## Task requirements
Could you give back, word for word, the part of the rows below that opens with the first row and closes with the line containing "node-title: Ngo Trang", with both of those lines included?

Dataset items:
- - - - -

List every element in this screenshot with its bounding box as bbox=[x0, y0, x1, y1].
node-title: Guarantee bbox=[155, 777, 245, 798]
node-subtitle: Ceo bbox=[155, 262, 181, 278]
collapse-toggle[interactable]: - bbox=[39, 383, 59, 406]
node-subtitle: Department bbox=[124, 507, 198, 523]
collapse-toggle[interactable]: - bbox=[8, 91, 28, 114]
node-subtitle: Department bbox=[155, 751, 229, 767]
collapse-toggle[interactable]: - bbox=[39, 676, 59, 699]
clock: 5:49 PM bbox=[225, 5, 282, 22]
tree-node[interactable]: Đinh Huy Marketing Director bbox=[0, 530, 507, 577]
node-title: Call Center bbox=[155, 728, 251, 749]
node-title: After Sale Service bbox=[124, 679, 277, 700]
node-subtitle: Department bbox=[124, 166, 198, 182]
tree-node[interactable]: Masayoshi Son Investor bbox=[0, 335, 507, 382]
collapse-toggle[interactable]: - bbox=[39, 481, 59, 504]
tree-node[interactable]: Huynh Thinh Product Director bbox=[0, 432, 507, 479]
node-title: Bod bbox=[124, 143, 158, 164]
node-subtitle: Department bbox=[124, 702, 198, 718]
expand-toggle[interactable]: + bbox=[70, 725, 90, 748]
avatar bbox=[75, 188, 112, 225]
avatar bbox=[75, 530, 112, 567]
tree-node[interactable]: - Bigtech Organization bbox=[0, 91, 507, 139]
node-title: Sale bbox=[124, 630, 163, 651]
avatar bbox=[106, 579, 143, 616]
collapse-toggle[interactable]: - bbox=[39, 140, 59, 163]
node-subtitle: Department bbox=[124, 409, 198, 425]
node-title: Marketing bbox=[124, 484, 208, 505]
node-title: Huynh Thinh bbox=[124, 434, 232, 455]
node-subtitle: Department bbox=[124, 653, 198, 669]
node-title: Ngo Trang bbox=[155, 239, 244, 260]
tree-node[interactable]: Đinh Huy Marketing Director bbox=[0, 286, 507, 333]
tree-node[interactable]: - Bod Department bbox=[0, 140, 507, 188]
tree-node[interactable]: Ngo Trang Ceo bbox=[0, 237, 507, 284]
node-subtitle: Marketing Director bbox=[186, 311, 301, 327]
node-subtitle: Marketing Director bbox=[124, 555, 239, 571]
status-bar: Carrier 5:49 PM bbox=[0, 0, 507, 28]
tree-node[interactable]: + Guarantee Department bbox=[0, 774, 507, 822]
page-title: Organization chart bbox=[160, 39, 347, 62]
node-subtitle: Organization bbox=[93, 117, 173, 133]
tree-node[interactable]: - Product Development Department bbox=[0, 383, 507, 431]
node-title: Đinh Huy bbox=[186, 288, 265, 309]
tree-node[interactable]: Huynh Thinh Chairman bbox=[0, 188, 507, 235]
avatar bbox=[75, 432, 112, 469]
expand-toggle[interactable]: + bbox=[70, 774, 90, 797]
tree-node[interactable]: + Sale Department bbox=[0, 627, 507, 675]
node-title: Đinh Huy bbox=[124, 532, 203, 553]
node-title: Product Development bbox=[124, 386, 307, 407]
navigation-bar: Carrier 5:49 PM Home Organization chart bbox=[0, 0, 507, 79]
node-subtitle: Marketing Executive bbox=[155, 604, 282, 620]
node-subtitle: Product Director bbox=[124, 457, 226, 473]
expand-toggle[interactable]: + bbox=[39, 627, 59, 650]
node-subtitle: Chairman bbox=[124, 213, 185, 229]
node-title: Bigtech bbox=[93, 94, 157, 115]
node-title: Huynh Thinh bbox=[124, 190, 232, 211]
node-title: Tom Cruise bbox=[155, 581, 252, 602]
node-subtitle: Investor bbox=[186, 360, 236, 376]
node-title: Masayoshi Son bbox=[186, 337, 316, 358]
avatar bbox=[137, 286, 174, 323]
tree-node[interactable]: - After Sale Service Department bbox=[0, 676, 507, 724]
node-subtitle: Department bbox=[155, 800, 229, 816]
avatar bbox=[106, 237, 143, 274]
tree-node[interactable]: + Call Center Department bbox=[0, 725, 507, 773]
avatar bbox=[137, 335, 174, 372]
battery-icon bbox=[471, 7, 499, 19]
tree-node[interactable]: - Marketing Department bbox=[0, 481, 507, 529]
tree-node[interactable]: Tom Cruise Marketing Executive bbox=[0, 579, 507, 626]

- - - - -

## Response
List every element in this screenshot with its bounding box as bbox=[x0, y0, x1, y1].
node-title: Guarantee bbox=[155, 777, 245, 798]
node-subtitle: Ceo bbox=[155, 262, 181, 278]
collapse-toggle[interactable]: - bbox=[39, 383, 59, 406]
node-subtitle: Department bbox=[124, 507, 198, 523]
collapse-toggle[interactable]: - bbox=[8, 91, 28, 114]
node-subtitle: Department bbox=[155, 751, 229, 767]
collapse-toggle[interactable]: - bbox=[39, 676, 59, 699]
clock: 5:49 PM bbox=[225, 5, 282, 22]
tree-node[interactable]: Đinh Huy Marketing Director bbox=[0, 530, 507, 577]
node-title: Call Center bbox=[155, 728, 251, 749]
node-title: After Sale Service bbox=[124, 679, 277, 700]
node-subtitle: Department bbox=[124, 166, 198, 182]
tree-node[interactable]: Masayoshi Son Investor bbox=[0, 335, 507, 382]
collapse-toggle[interactable]: - bbox=[39, 481, 59, 504]
tree-node[interactable]: Huynh Thinh Product Director bbox=[0, 432, 507, 479]
node-title: Bod bbox=[124, 143, 158, 164]
node-subtitle: Department bbox=[124, 702, 198, 718]
expand-toggle[interactable]: + bbox=[70, 725, 90, 748]
avatar bbox=[75, 188, 112, 225]
avatar bbox=[75, 530, 112, 567]
tree-node[interactable]: - Bigtech Organization bbox=[0, 91, 507, 139]
node-title: Sale bbox=[124, 630, 163, 651]
avatar bbox=[106, 579, 143, 616]
collapse-toggle[interactable]: - bbox=[39, 140, 59, 163]
node-subtitle: Department bbox=[124, 409, 198, 425]
node-title: Marketing bbox=[124, 484, 208, 505]
node-title: Huynh Thinh bbox=[124, 434, 232, 455]
node-subtitle: Department bbox=[124, 653, 198, 669]
node-title: Ngo Trang bbox=[155, 239, 244, 260]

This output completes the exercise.